Repeat the listing in full, exactly as it stands.
+ + + + +
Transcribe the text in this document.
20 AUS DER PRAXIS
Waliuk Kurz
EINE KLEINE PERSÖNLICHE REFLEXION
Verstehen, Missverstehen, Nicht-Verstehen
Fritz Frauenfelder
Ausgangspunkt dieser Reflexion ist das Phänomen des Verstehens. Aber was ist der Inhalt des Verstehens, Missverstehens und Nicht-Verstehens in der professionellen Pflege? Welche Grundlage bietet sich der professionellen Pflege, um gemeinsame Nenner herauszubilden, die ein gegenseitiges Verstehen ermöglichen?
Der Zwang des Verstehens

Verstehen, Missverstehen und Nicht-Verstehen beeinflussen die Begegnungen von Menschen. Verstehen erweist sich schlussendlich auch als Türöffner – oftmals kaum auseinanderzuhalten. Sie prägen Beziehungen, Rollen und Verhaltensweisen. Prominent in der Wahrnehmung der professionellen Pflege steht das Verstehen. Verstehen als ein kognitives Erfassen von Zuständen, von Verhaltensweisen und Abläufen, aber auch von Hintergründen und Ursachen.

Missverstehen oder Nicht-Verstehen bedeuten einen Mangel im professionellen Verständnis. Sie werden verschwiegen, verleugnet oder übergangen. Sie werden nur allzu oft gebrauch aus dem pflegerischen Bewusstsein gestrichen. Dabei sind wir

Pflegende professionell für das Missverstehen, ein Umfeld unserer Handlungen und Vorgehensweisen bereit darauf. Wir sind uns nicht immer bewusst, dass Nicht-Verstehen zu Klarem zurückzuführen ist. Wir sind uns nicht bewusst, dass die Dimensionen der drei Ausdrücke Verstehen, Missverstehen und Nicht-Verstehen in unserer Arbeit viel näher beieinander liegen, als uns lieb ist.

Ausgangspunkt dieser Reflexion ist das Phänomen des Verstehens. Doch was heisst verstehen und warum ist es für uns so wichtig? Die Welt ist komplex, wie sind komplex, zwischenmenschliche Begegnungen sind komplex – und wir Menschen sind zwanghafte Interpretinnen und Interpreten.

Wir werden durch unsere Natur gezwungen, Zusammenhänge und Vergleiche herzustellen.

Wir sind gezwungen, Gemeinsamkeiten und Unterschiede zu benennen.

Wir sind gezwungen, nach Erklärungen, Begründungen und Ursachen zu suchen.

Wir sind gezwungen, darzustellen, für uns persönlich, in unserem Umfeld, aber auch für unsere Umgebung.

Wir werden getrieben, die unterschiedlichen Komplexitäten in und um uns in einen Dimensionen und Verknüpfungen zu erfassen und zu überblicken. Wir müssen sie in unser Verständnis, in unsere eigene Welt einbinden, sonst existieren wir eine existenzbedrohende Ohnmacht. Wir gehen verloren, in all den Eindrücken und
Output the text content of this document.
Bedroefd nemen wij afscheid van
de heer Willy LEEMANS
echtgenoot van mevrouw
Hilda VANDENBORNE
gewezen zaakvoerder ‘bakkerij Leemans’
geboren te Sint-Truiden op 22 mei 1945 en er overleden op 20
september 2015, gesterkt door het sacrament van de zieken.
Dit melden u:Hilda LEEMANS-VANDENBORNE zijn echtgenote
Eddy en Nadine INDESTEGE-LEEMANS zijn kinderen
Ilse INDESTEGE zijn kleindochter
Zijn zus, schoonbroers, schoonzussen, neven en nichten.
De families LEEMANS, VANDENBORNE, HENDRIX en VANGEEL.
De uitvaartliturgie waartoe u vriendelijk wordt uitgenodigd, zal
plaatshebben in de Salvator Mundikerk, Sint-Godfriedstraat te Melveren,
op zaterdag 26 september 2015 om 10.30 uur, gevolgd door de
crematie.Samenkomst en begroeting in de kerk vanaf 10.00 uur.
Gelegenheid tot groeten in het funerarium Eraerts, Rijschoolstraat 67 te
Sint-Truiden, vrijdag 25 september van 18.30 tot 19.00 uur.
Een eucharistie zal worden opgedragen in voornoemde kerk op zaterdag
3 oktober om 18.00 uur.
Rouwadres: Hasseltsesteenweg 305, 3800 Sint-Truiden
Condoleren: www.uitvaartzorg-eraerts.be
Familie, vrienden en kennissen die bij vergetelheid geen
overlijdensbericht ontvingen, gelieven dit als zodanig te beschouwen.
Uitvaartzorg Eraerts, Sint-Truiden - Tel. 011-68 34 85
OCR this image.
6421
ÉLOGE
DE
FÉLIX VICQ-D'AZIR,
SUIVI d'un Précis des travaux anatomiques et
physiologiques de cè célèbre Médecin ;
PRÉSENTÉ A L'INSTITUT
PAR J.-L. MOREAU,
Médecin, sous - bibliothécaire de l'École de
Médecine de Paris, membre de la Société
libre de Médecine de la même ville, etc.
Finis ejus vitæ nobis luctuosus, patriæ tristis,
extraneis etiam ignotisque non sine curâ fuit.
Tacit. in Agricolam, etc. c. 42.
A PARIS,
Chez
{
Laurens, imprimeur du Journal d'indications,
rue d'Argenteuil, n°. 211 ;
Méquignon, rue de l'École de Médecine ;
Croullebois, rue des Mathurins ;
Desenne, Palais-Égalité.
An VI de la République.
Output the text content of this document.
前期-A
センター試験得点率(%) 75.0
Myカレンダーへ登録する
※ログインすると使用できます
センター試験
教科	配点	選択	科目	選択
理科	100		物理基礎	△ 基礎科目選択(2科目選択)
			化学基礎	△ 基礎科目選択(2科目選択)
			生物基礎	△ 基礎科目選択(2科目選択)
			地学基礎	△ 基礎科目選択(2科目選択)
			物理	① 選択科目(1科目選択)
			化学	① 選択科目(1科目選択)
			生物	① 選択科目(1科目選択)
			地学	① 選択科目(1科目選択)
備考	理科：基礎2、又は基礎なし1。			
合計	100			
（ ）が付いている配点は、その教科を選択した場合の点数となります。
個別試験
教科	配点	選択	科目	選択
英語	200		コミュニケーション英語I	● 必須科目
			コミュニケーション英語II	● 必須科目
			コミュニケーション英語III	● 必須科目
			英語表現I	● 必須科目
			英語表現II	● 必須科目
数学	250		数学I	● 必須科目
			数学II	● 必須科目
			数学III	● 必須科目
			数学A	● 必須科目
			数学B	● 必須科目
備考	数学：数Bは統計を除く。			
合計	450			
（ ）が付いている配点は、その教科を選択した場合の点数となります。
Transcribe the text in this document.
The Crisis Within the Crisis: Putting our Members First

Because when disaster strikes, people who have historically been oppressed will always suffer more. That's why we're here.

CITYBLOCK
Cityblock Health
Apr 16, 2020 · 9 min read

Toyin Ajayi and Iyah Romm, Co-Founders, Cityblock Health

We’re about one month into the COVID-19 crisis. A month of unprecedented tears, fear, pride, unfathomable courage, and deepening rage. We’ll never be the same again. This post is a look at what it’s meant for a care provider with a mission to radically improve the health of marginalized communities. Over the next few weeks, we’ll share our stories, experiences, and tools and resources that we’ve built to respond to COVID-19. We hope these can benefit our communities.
+ + + + +
> **Reply to the task**:
Transcribe the text in this document.
20 AUS DER PRAXIS
Waliuk Kurz
EINE KLEINE PERSÖNLICHE REFLEXION
Verstehen, Missverstehen, Nicht-Verstehen
Fritz Frauenfelder
Ausgangspunkt dieser Reflexion ist das Phänomen des Verstehens. Aber was ist der Inhalt des Verstehens, Missverstehens und Nicht-Verstehens in der professionellen Pflege? Welche Grundlage bietet sich der professionellen Pflege, um gemeinsame Nenner herauszubilden, die ein gegenseitiges Verstehen ermöglichen?
Der Zwang des Verstehens

Verstehen, Missverstehen und Nicht-Verstehen beeinflussen die Begegnungen von Menschen. Verstehen erweist sich schlussendlich auch als Türöffner – oftmals kaum auseinanderzuhalten. Sie prägen Beziehungen, Rollen und Verhaltensweisen. Prominent in der Wahrnehmung der professionellen Pflege steht das Verstehen. Verstehen als ein kognitives Erfassen von Zuständen, von Verhaltensweisen und Abläufen, aber auch von Hintergründen und Ursachen.

Missverstehen oder Nicht-Verstehen bedeuten einen Mangel im professionellen Verständnis. Sie werden verschwiegen, verleugnet oder übergangen. Sie werden nur allzu oft gebrauch aus dem pflegerischen Bewusstsein gestrichen. Dabei sind wir

Pflegende professionell für das Missverstehen, ein Umfeld unserer Handlungen und Vorgehensweisen bereit darauf. Wir sind uns nicht immer bewusst, dass Nicht-Verstehen zu Klarem zurückzuführen ist. Wir sind uns nicht bewusst, dass die Dimensionen der drei Ausdrücke Verstehen, Missverstehen und Nicht-Verstehen in unserer Arbeit viel näher beieinander liegen, als uns lieb ist.

Ausgangspunkt dieser Reflexion ist das Phänomen des Verstehens. Doch was heisst verstehen und warum ist es für uns so wichtig? Die Welt ist komplex, wie sind komplex, zwischenmenschliche Begegnungen sind komplex – und wir Menschen sind zwanghafte Interpretinnen und Interpreten.

Wir werden durch unsere Natur gezwungen, Zusammenhänge und Vergleiche herzustellen.

Wir sind gezwungen, Gemeinsamkeiten und Unterschiede zu benennen.

Wir sind gezwungen, nach Erklärungen, Begründungen und Ursachen zu suchen.

Wir sind gezwungen, darzustellen, für uns persönlich, in unserem Umfeld, aber auch für unsere Umgebung.

Wir werden getrieben, die unterschiedlichen Komplexitäten in und um uns in einen Dimensionen und Verknüpfungen zu erfassen und zu überblicken. Wir müssen sie in unser Verständnis, in unsere eigene Welt einbinden, sonst existieren wir eine existenzbedrohende Ohnmacht. Wir gehen verloren, in all den Eindrücken und
Output the text content of this document.
Bedroefd nemen wij afscheid van
de heer Willy LEEMANS
echtgenoot van mevrouw
Hilda VANDENBORNE
gewezen zaakvoerder ‘bakkerij Leemans’
geboren te Sint-Truiden op 22 mei 1945 en er overleden op 20
september 2015, gesterkt door het sacrament van de zieken.
Dit melden u:Hilda LEEMANS-VANDENBORNE zijn echtgenote
Eddy en Nadine INDESTEGE-LEEMANS zijn kinderen
Ilse INDESTEGE zijn kleindochter
Zijn zus, schoonbroers, schoonzussen, neven en nichten.
De families LEEMANS, VANDENBORNE, HENDRIX en VANGEEL.
De uitvaartliturgie waartoe u vriendelijk wordt uitgenodigd, zal
plaatshebben in de Salvator Mundikerk, Sint-Godfriedstraat te Melveren,
op zaterdag 26 september 2015 om 10.30 uur, gevolgd door de
crematie.Samenkomst en begroeting in de kerk vanaf 10.00 uur.
Gelegenheid tot groeten in het funerarium Eraerts, Rijschoolstraat 67 te
Sint-Truiden, vrijdag 25 september van 18.30 tot 19.00 uur.
Een eucharistie zal worden opgedragen in voornoemde kerk op zaterdag
3 oktober om 18.00 uur.
Rouwadres: Hasseltsesteenweg 305, 3800 Sint-Truiden
Condoleren: www.uitvaartzorg-eraerts.be
Familie, vrienden en kennissen die bij vergetelheid geen
overlijdensbericht ontvingen, gelieven dit als zodanig te beschouwen.
Uitvaartzorg Eraerts, Sint-Truiden - Tel. 011-68 34 85
OCR this image.
6421
ÉLOGE
DE
FÉLIX VICQ-D'AZIR,
SUIVI d'un Précis des travaux anatomiques et
physiologiques de cè célèbre Médecin ;
PRÉSENTÉ A L'INSTITUT
PAR J.-L. MOREAU,
Médecin, sous - bibliothécaire de l'École de
Médecine de Paris, membre de la Société
libre de Médecine de la même ville, etc.
Finis ejus vitæ nobis luctuosus, patriæ tristis,
extraneis etiam ignotisque non sine curâ fuit.
Tacit. in Agricolam, etc. c. 42.
A PARIS,
Chez
{
Laurens, imprimeur du Journal d'indications,
rue d'Argenteuil, n°. 211 ;
Méquignon, rue de l'École de Médecine ;
Croullebois, rue des Mathurins ;
Desenne, Palais-Égalité.
An VI de la République.
Output the text content of this document.
前期-A
センター試験得点率(%) 75.0
Myカレンダーへ登録する
※ログインすると使用できます
センター試験
教科	配点	選択	科目	選択
理科	100		物理基礎	△ 基礎科目選択(2科目選択)
			化学基礎	△ 基礎科目選択(2科目選択)
			生物基礎	△ 基礎科目選択(2科目選択)
			地学基礎	△ 基礎科目選択(2科目選択)
			物理	① 選択科目(1科目選択)
			化学	① 選択科目(1科目選択)
			生物	① 選択科目(1科目選択)
			地学	① 選択科目(1科目選択)
備考	理科：基礎2、又は基礎なし1。			
合計	100			
（ ）が付いている配点は、その教科を選択した場合の点数となります。
個別試験
教科	配点	選択	科目	選択
英語	200		コミュニケーション英語I	● 必須科目
			コミュニケーション英語II	● 必須科目
			コミュニケーション英語III	● 必須科目
			英語表現I	● 必須科目
			英語表現II	● 必須科目
数学	250		数学I	● 必須科目
			数学II	● 必須科目
			数学III	● 必須科目
			数学A	● 必須科目
			数学B	● 必須科目
備考	数学：数Bは統計を除く。			
合計	450			
（ ）が付いている配点は、その教科を選択した場合の点数となります。
Transcribe the text in this document.
The Crisis Within the Crisis: Putting our Members First

Because when disaster strikes, people who have historically been oppressed will always suffer more. That's why we're here.

CITYBLOCK
Cityblock Health
Apr 16, 2020 · 9 min read

Toyin Ajayi and Iyah Romm, Co-Founders, Cityblock Health

We’re about one month into the COVID-19 crisis. A month of unprecedented tears, fear, pride, unfathomable courage, and deepening rage. We’ll never be the same again. This post is a look at what it’s meant for a care provider with a mission to radically improve the health of marginalized communities. Over the next few weeks, we’ll share our stories, experiences, and tools and resources that we’ve built to respond to COVID-19. We hope these can benefit our communities.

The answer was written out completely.